# [RECORDS SUPPLIED]
--- --- ---

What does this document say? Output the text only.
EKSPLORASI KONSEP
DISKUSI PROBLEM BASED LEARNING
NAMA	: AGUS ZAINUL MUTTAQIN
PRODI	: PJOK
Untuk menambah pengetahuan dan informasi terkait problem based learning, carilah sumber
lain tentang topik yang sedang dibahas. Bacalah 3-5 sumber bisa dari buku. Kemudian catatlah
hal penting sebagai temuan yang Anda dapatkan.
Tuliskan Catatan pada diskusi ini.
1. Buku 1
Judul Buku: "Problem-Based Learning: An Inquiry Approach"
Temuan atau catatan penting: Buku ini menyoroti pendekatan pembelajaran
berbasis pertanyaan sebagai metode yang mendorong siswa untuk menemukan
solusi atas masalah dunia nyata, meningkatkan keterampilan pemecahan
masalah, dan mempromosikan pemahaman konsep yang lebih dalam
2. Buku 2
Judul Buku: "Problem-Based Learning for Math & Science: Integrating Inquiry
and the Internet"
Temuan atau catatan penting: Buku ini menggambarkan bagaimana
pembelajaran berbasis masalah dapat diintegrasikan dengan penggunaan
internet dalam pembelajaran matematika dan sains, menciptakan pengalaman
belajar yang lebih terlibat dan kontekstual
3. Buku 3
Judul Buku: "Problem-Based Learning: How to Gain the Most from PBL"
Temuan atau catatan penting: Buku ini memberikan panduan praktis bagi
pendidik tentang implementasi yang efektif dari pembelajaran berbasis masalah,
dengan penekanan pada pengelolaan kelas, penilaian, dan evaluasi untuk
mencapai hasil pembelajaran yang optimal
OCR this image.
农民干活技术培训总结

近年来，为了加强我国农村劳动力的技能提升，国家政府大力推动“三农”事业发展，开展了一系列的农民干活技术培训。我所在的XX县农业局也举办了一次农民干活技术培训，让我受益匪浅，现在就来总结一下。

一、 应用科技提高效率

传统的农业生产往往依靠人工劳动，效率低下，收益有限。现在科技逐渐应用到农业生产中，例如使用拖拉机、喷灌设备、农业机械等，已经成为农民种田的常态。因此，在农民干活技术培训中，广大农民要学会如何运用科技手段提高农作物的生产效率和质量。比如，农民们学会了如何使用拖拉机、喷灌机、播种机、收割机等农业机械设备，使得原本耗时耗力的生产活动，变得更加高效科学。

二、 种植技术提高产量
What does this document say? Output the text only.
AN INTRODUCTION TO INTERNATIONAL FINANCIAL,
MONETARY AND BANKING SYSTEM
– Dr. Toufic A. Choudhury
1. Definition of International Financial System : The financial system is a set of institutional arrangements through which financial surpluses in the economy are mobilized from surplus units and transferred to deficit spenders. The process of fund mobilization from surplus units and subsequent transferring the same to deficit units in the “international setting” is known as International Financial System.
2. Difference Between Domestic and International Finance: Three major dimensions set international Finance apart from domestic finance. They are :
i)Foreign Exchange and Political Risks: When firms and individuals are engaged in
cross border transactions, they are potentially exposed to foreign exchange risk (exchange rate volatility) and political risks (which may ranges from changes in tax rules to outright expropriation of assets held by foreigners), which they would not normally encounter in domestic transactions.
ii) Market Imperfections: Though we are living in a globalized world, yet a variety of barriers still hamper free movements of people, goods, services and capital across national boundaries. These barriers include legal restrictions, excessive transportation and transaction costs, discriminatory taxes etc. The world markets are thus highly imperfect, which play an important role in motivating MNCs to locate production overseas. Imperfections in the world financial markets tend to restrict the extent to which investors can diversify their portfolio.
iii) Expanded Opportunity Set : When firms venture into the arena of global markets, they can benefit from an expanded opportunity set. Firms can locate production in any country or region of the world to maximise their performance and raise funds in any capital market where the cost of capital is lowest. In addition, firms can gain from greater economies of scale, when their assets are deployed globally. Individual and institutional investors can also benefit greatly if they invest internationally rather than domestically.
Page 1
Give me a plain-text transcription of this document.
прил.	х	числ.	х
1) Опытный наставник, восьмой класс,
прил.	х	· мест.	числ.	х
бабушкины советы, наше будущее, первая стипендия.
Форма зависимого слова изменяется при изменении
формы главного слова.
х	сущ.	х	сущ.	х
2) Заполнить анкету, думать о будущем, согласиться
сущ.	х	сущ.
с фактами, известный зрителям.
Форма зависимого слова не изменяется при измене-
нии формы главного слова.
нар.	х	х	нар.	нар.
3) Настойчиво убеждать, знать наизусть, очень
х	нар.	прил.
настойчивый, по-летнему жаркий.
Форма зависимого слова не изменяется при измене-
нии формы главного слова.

--- --- ---

# [WHAT THIS TASK INVOLVES]
Transcribe all entries exactly as they are given.

# [SOLUTION BELOW]
What does this document say? Output the text only.
EKSPLORASI KONSEP
DISKUSI PROBLEM BASED LEARNING
NAMA	: AGUS ZAINUL MUTTAQIN
PRODI	: PJOK
Untuk menambah pengetahuan dan informasi terkait problem based learning, carilah sumber
lain tentang topik yang sedang dibahas. Bacalah 3-5 sumber bisa dari buku. Kemudian catatlah
hal penting sebagai temuan yang Anda dapatkan.
Tuliskan Catatan pada diskusi ini.
1. Buku 1
Judul Buku: "Problem-Based Learning: An Inquiry Approach"
Temuan atau catatan penting: Buku ini menyoroti pendekatan pembelajaran
berbasis pertanyaan sebagai metode yang mendorong siswa untuk menemukan
solusi atas masalah dunia nyata, meningkatkan keterampilan pemecahan
masalah, dan mempromosikan pemahaman konsep yang lebih dalam
2. Buku 2
Judul Buku: "Problem-Based Learning for Math & Science: Integrating Inquiry
and the Internet"
Temuan atau catatan penting: Buku ini menggambarkan bagaimana
pembelajaran berbasis masalah dapat diintegrasikan dengan penggunaan
internet dalam pembelajaran matematika dan sains, menciptakan pengalaman
belajar yang lebih terlibat dan kontekstual
3. Buku 3
Judul Buku: "Problem-Based Learning: How to Gain the Most from PBL"
Temuan atau catatan penting: Buku ini memberikan panduan praktis bagi
pendidik tentang implementasi yang efektif dari pembelajaran berbasis masalah,
dengan penekanan pada pengelolaan kelas, penilaian, dan evaluasi untuk
mencapai hasil pembelajaran yang optimal
OCR this image.
农民干活技术培训总结

近年来，为了加强我国农村劳动力的技能提升，国家政府大力推动“三农”事业发展，开展了一系列的农民干活技术培训。我所在的XX县农业局也举办了一次农民干活技术培训，让我受益匪浅，现在就来总结一下。

一、 应用科技提高效率

传统的农业生产往往依靠人工劳动，效率低下，收益有限。现在科技逐渐应用到农业生产中，例如使用拖拉机、喷灌设备、农业机械等，已经成为农民种田的常态。因此，在农民干活技术培训中，广大农民要学会如何运用科技手段提高农作物的生产效率和质量。比如，农民们学会了如何使用拖拉机、喷灌机、播种机、收割机等农业机械设备，使得原本耗时耗力的生产活动，变得更加高效科学。

二、 种植技术提高产量
What does this document say? Output the text only.
AN INTRODUCTION TO INTERNATIONAL FINANCIAL,
MONETARY AND BANKING SYSTEM
– Dr. Toufic A. Choudhury
1. Definition of International Financial System : The financial system is a set of institutional arrangements through which financial surpluses in the economy are mobilized from surplus units and transferred to deficit spenders. The process of fund mobilization from surplus units and subsequent transferring the same to deficit units in the “international setting” is known as International Financial System.
2. Difference Between Domestic and International Finance: Three major dimensions set international Finance apart from domestic finance. They are :
i)Foreign Exchange and Political Risks: When firms and individuals are engaged in
cross border transactions, they are potentially exposed to foreign exchange risk (exchange rate volatility) and political risks (which may ranges from changes in tax rules to outright expropriation of assets held by foreigners), which they would not normally encounter in domestic transactions.
ii) Market Imperfections: Though we are living in a globalized world, yet a variety of barriers still hamper free movements of people, goods, services and capital across national boundaries. These barriers include legal restrictions, excessive transportation and transaction costs, discriminatory taxes etc. The world markets are thus highly imperfect, which play an important role in motivating MNCs to locate production overseas. Imperfections in the world financial markets tend to restrict the extent to which investors can diversify their portfolio.
iii) Expanded Opportunity Set : When firms venture into the arena of global markets, they can benefit from an expanded opportunity set. Firms can locate production in any country or region of the world to maximise their performance and raise funds in any capital market where the cost of capital is lowest. In addition, firms can gain from greater economies of scale, when their assets are deployed globally. Individual and institutional investors can also benefit greatly if they invest internationally rather than domestically.
Page 1
Give me a plain-text transcription of this document.
прил.	х	числ.	х
1) Опытный наставник, восьмой класс,
прил.	х	· мест.	числ.	х
бабушкины советы, наше будущее, первая стипендия.
Форма зависимого слова изменяется при изменении
формы главного слова.
х	сущ.	х	сущ.	х
2) Заполнить анкету, думать о будущем, согласиться
сущ.	х	сущ.
с фактами, известный зрителям.
Форма зависимого слова не изменяется при измене-
нии формы главного слова.
нар.	х	х	нар.	нар.
3) Настойчиво убеждать, знать наизусть, очень
х	нар.	прил.
настойчивый, по-летнему жаркий.
Форма зависимого слова не изменяется при измене-
нии формы главного слова.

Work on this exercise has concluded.